* **PROBLEM DETAILS**: All lines in which the word "where" occurs are to be extracted.

(Dataset excerpt)

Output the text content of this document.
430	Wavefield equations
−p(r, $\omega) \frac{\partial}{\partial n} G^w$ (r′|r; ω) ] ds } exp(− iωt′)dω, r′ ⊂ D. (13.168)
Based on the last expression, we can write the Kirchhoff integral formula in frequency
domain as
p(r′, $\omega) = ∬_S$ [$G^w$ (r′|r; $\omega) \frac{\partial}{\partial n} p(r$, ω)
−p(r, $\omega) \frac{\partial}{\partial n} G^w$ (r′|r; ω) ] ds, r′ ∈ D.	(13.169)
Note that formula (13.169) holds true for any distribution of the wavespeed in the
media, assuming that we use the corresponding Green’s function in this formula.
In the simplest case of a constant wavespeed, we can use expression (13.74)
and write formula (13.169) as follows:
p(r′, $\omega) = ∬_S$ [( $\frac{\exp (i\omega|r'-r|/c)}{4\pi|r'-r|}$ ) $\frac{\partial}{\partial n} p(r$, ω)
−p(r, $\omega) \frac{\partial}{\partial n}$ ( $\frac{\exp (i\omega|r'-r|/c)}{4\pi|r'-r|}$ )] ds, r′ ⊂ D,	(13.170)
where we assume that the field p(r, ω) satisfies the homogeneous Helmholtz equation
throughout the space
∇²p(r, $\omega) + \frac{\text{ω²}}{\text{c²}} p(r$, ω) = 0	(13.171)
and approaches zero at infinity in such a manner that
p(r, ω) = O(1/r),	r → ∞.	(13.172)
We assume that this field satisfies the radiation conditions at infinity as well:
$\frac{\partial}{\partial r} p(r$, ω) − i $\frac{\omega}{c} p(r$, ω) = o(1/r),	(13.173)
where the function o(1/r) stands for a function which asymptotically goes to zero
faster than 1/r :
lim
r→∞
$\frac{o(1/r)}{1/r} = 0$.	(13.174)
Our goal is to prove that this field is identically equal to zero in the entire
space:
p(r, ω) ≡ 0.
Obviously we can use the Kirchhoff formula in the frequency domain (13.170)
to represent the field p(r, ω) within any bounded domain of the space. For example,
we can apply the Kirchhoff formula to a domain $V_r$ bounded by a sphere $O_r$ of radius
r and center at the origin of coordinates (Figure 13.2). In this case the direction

* **TASK SOLUTION**:
where we assume that the field p(r, ω) satisfies the homogeneous Helmholtz equation
where the function o(1/r) stands for a function which asymptotically goes to zero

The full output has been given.